| Problem statement |
Every record must be repeated exactly, with no omission.

--- BEGIN Provided material ---

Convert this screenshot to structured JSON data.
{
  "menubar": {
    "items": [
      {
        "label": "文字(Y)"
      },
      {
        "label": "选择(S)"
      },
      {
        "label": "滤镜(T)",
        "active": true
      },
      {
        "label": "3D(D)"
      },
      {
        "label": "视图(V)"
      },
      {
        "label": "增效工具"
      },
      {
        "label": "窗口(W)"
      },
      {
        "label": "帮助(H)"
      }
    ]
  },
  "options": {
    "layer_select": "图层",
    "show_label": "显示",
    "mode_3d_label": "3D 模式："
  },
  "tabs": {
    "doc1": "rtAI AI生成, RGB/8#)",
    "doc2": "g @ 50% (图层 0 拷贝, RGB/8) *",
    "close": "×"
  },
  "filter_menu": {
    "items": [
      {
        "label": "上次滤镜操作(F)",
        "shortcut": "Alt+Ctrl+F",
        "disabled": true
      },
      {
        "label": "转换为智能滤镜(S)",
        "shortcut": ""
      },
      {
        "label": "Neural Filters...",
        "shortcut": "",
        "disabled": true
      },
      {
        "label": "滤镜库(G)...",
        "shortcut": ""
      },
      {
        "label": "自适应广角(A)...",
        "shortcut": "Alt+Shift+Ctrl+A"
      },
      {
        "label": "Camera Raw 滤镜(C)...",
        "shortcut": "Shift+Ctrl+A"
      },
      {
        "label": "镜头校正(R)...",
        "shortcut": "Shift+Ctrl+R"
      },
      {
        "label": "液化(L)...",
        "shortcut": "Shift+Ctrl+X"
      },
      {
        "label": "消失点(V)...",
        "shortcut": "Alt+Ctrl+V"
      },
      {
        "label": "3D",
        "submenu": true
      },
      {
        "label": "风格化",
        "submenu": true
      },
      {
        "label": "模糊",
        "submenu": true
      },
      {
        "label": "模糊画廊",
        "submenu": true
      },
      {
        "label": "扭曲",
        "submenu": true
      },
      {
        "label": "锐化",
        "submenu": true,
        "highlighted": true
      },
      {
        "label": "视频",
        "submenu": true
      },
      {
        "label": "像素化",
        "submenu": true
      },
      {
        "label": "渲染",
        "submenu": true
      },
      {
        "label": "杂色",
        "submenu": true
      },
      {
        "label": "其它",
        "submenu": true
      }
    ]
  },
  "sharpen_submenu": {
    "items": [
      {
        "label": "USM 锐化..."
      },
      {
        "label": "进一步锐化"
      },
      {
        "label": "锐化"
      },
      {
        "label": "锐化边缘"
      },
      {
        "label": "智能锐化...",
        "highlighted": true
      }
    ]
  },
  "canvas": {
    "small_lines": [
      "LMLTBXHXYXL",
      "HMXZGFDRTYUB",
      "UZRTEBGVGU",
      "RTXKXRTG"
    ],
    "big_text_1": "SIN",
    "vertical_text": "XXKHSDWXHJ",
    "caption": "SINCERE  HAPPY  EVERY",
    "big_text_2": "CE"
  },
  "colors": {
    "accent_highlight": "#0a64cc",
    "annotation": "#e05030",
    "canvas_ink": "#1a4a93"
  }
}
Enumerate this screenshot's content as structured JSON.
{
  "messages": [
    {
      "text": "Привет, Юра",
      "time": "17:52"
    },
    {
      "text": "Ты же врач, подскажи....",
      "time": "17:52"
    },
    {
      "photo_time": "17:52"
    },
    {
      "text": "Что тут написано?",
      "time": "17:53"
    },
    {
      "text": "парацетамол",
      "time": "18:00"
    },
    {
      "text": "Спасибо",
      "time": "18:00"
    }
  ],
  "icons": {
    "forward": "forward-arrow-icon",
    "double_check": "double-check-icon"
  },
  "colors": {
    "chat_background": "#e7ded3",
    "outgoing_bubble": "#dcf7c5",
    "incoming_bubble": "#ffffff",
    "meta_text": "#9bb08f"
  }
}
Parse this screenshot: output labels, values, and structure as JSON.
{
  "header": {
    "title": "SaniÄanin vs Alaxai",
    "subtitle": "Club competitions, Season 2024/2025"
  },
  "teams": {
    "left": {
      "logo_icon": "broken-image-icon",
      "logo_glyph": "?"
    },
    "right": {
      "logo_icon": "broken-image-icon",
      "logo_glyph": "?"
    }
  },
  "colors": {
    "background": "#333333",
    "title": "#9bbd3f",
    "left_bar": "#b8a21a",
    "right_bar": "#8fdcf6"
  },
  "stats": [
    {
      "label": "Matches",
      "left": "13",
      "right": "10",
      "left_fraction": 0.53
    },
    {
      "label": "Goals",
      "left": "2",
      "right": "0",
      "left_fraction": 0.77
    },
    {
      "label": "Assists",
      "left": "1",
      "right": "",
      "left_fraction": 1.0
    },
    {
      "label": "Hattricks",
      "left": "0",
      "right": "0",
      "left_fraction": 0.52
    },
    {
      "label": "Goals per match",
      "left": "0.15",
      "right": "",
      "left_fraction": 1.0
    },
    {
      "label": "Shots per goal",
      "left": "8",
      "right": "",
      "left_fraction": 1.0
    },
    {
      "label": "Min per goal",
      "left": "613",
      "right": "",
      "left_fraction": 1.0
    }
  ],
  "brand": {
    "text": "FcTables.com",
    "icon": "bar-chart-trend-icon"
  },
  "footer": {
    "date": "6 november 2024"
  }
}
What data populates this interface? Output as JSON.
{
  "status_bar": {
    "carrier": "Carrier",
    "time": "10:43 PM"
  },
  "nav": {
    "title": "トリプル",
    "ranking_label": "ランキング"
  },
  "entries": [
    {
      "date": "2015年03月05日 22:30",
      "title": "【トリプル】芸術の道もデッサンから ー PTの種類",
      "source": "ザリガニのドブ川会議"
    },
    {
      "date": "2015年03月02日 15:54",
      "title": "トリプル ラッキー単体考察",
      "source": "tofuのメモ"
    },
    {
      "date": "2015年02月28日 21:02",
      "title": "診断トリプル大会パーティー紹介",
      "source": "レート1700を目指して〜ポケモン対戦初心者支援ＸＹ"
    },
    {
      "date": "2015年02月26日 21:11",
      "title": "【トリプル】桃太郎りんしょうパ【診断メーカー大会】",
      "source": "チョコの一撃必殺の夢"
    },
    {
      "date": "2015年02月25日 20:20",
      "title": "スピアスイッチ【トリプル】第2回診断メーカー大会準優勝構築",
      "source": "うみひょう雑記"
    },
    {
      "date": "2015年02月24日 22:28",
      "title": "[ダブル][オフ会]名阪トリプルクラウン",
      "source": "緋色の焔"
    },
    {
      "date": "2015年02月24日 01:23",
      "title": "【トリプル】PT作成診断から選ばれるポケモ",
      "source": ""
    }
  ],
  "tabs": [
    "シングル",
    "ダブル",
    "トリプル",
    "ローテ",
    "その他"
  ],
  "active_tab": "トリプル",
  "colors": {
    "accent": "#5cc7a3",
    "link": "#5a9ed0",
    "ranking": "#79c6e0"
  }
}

--- END Provided material ---

| Final answer |
Convert this screenshot to structured JSON data.
{
  "menubar": {
    "items": [
      {
        "label": "文字(Y)"
      },
      {
        "label": "选择(S)"
      },
      {
        "label": "滤镜(T)",
        "active": true
      },
      {
        "label": "3D(D)"
      },
      {
        "label": "视图(V)"
      },
      {
        "label": "增效工具"
      },
      {
        "label": "窗口(W)"
      },
      {
        "label": "帮助(H)"
      }
    ]
  },
  "options": {
    "layer_select": "图层",
    "show_label": "显示",
    "mode_3d_label": "3D 模式："
  },
  "tabs": {
    "doc1": "rtAI AI生成, RGB/8#)",
    "doc2": "g @ 50% (图层 0 拷贝, RGB/8) *",
    "close": "×"
  },
  "filter_menu": {
    "items": [
      {
        "label": "上次滤镜操作(F)",
        "shortcut": "Alt+Ctrl+F",
        "disabled": true
      },
      {
        "label": "转换为智能滤镜(S)",
        "shortcut": ""
      },
      {
        "label": "Neural Filters...",
        "shortcut": "",
        "disabled": true
      },
      {
        "label": "滤镜库(G)...",
        "shortcut": ""
      },
      {
        "label": "自适应广角(A)...",
        "shortcut": "Alt+Shift+Ctrl+A"
      },
      {
        "label": "Camera Raw 滤镜(C)...",
        "shortcut": "Shift+Ctrl+A"
      },
      {
        "label": "镜头校正(R)...",
        "shortcut": "Shift+Ctrl+R"
      },
      {
        "label": "液化(L)...",
        "shortcut": "Shift+Ctrl+X"
      },
      {
        "label": "消失点(V)...",
        "shortcut": "Alt+Ctrl+V"
      },
      {
        "label": "3D",
        "submenu": true
      },
      {
        "label": "风格化",
        "submenu": true
      },
      {
        "label": "模糊",
        "submenu": true
      },
      {
        "label": "模糊画廊",
        "submenu": true
      },
      {
        "label": "扭曲",
        "submenu": true
      },
      {
        "label": "锐化",
        "submenu": true,
        "highlighted": true
      },
      {
        "label": "视频",
        "submenu": true
      },
      {
        "label": "像素化",
        "submenu": true
      },
      {
        "label": "渲染",
        "submenu": true
      },
      {
        "label": "杂色",
        "submenu": true
      },
      {
        "label": "其它",
        "submenu": true
      }
    ]
  },
  "sharpen_submenu": {
    "items": [
      {
        "label": "USM 锐化..."
      },
      {
        "label": "进一步锐化"
      },
      {
        "label": "锐化"
      },
      {
        "label": "锐化边缘"
      },
      {
        "label": "智能锐化...",
        "highlighted": true
      }
    ]
  },
  "canvas": {
    "small_lines": [
      "LMLTBXHXYXL",
      "HMXZGFDRTYUB",
      "UZRTEBGVGU",
      "RTXKXRTG"
    ],
    "big_text_1": "SIN",
    "vertical_text": "XXKHSDWXHJ",
    "caption": "SINCERE  HAPPY  EVERY",
    "big_text_2": "CE"
  },
  "colors": {
    "accent_highlight": "#0a64cc",
    "annotation": "#e05030",
    "canvas_ink": "#1a4a93"
  }
}
Enumerate this screenshot's content as structured JSON.
{
  "messages": [
    {
      "text": "Привет, Юра",
      "time": "17:52"
    },
    {
      "text": "Ты же врач, подскажи....",
      "time": "17:52"
    },
    {
      "photo_time": "17:52"
    },
    {
      "text": "Что тут написано?",
      "time": "17:53"
    },
    {
      "text": "парацетамол",
      "time": "18:00"
    },
    {
      "text": "Спасибо",
      "time": "18:00"
    }
  ],
  "icons": {
    "forward": "forward-arrow-icon",
    "double_check": "double-check-icon"
  },
  "colors": {
    "chat_background": "#e7ded3",
    "outgoing_bubble": "#dcf7c5",
    "incoming_bubble": "#ffffff",
    "meta_text": "#9bb08f"
  }
}
Parse this screenshot: output labels, values, and structure as JSON.
{
  "header": {
    "title": "SaniÄanin vs Alaxai",
    "subtitle": "Club competitions, Season 2024/2025"
  },
  "teams": {
    "left": {
      "logo_icon": "broken-image-icon",
      "logo_glyph": "?"
    },
    "right": {
      "logo_icon": "broken-image-icon",
      "logo_glyph": "?"
    }
  },
  "colors": {
    "background": "#333333",
    "title": "#9bbd3f",
    "left_bar": "#b8a21a",
    "right_bar": "#8fdcf6"
  },
  "stats": [
    {
      "label": "Matches",
      "left": "13",
      "right": "10",
      "left_fraction": 0.53
    },
    {
      "label": "Goals",
      "left": "2",
      "right": "0",
      "left_fraction": 0.77
    },
    {
      "label": "Assists",
      "left": "1",
      "right": "",
      "left_fraction": 1.0
    },
    {
      "label": "Hattricks",
      "left": "0",
      "right": "0",
      "left_fraction": 0.52
    },
    {
      "label": "Goals per match",
      "left": "0.15",
      "right": "",
      "left_fraction": 1.0
    },
    {
      "label": "Shots per goal",
      "left": "8",
      "right": "",
      "left_fraction": 1.0
    },
    {
      "label": "Min per goal",
      "left": "613",
      "right": "",
      "left_fraction": 1.0
    }
  ],
  "brand": {
    "text": "FcTables.com",
    "icon": "bar-chart-trend-icon"
  },
  "footer": {
    "date": "6 november 2024"
  }
}
What data populates this interface? Output as JSON.
{
  "status_bar": {
    "carrier": "Carrier",
    "time": "10:43 PM"
  },
  "nav": {
    "title": "トリプル",
    "ranking_label": "ランキング"
  },
  "entries": [
    {
      "date": "2015年03月05日 22:30",
      "title": "【トリプル】芸術の道もデッサンから ー PTの種類",
      "source": "ザリガニのドブ川会議"
    },
    {
      "date": "2015年03月02日 15:54",
      "title": "トリプル ラッキー単体考察",
      "source": "tofuのメモ"
    },
    {
      "date": "2015年02月28日 21:02",
      "title": "診断トリプル大会パーティー紹介",
      "source": "レート1700を目指して〜ポケモン対戦初心者支援ＸＹ"
    },
    {
      "date": "2015年02月26日 21:11",
      "title": "【トリプル】桃太郎りんしょうパ【診断メーカー大会】",
      "source": "チョコの一撃必殺の夢"
    },
    {
      "date": "2015年02月25日 20:20",
      "title": "スピアスイッチ【トリプル】第2回診断メーカー大会準優勝構築",
      "source": "うみひょう雑記"
    },
    {
      "date": "2015年02月24日 22:28",
      "title": "[ダブル][オフ会]名阪トリプルクラウン",
      "source": "緋色の焔"
    },
    {
      "date": "2015年02月24日 01:23",
      "title": "【トリプル】PT作成診断から選ばれるポケモ",
      "source": ""
    }
  ],
  "tabs": [
    "シングル",
    "ダブル",
    "トリプル",
    "ローテ",
    "その他"
  ],
  "active_tab": "トリプル",
  "colors": {
    "accent": "#5cc7a3",
    "link": "#5a9ed0",
    "ranking": "#79c6e0"
  }
}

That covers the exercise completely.